Data shown:
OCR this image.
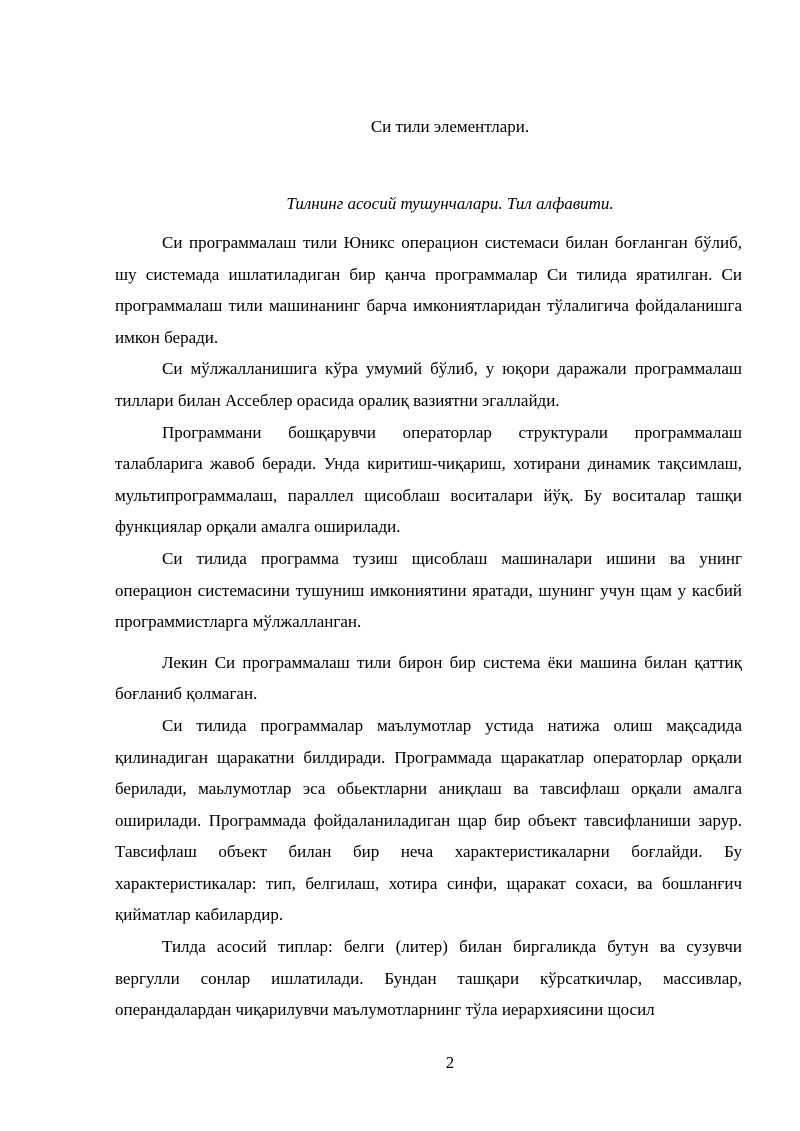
Си тили элементлари.
Тилнинг асосий тушунчалари. Тил алфавити.

Си программалаш тили Юникс операцион системаси билан боғланган бўлиб, шу системада ишлатиладиган бир қанча программалар Си тилида яратилган. Си программалаш тили машинанинг барча имкониятларидан тўлалигича фойдаланишга имкон беради.

Си мўлжалланишига кўра умумий бўлиб, у юқори даражали программалаш тиллари билан Ассеблер орасида оралиқ вазиятни эгаллайди.

Программани бошқарувчи операторлар структурали программалаш талабларига жавоб беради. Унда киритиш-чиқариш, хотирани динамик тақсимлаш, мультипрограммалаш, параллел щисоблаш воситалари йўқ. Бу воситалар ташқи функциялар орқали амалга оширилади.

Си тилида программа тузиш щисоблаш машиналари ишини ва унинг операцион системасини тушуниш имкониятини яратади, шунинг учун щам у касбий программистларга мўлжалланган.

Лекин Си программалаш тили бирон бир система ёки машина билан қаттиқ боғланиб қолмаган.

Си тилида программалар маълумотлар устида натижа олиш мақсадида қилинадиган щаракатни билдиради. Программада щаракатлар операторлар орқали берилади, маьлумотлар эса обьектларни аниқлаш ва тавсифлаш орқали амалга оширилади. Программада фойдаланиладиган щар бир объект тавсифланиши зарур. Тавсифлаш объект билан бир неча характеристикаларни боғлайди. Бу характеристикалар: тип, белгилаш, хотира синфи, щаракат сохаси, ва бошланғич қийматлар кабилардир.

Тилда асосий типлар: белги (литер) билан биргаликда бутун ва сузувчи вергулли сонлар ишлатилади. Бундан ташқари кўрсаткичлар, массивлар, операндалардан чиқарилувчи маълумотларнинг тўла иерархиясини щосил

2
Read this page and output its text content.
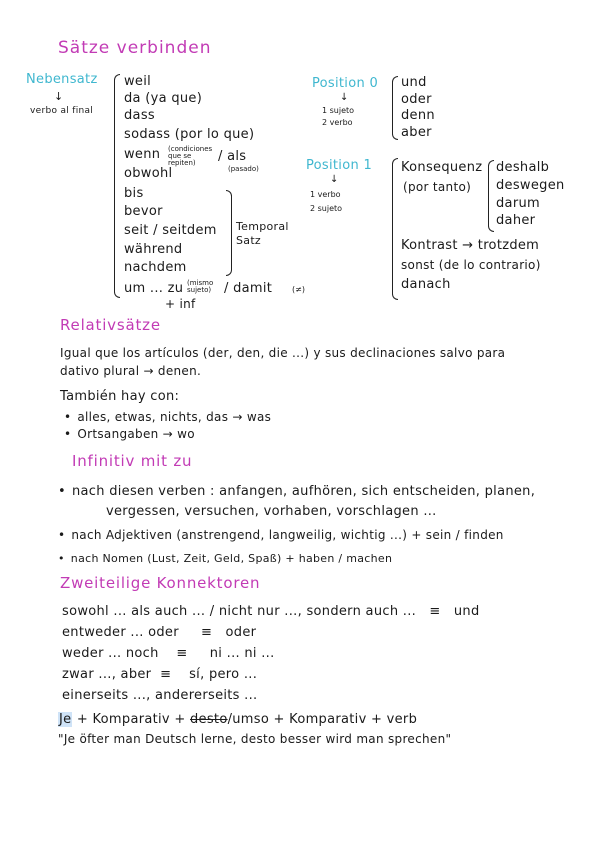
Sätze verbinden
Nebensatz
↓
verbo al final
weil
da (ya que)
dass
sodass (por lo que)
wenn (condiciones que se repiten)	/ als
(pasado)
obwohl
bis
bevor
seit / seitdem
während
nachdem
Temporal Satz
um ... zu (mismo sujeto) / damit (≠)
+ inf
Position 0
↓
1 sujeto
2 verbo
und
oder
denn
aber
Position 1
↓
1 verbo
2 sujeto
Konsequenz
(por tanto)
deshalb
deswegen
darum
daher
Kontrast → trotzdem
sonst (de lo contrario)
danach
Relativsätze
Igual que los artículos (der, den, die ...) y sus declinaciones salvo para
dativo plural → denen.
También hay con:
• alles, etwas, nichts, das → was
• Ortsangaben → wo
Infinitiv mit zu
• nach diesen verben : anfangen, aufhören, sich entscheiden, planen,
vergessen, versuchen, vorhaben, vorschlagen ...
• nach Adjektiven (anstrengend, langweilig, wichtig ...) + sein / finden
• nach Nomen (Lust, Zeit, Geld, Spaß) + haben / machen
Zweiteilige Konnektoren
sowohl ... als auch ... / nicht nur ..., sondern auch ...   ≡   und
entweder ... oder     ≡   oder
weder ... noch    ≡     ni ... ni ...
zwar ..., aber  ≡    sí, pero ...
einerseits ..., andererseits ...
Je + Komparativ + desto/umso + Komparativ + verb
"Je öfter man Deutsch lerne, desto besser wird man sprechen"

Task details:
Of the lines in the material, how many contain the word "беради"? Reply with the number and nothing else.

Result of this task:
2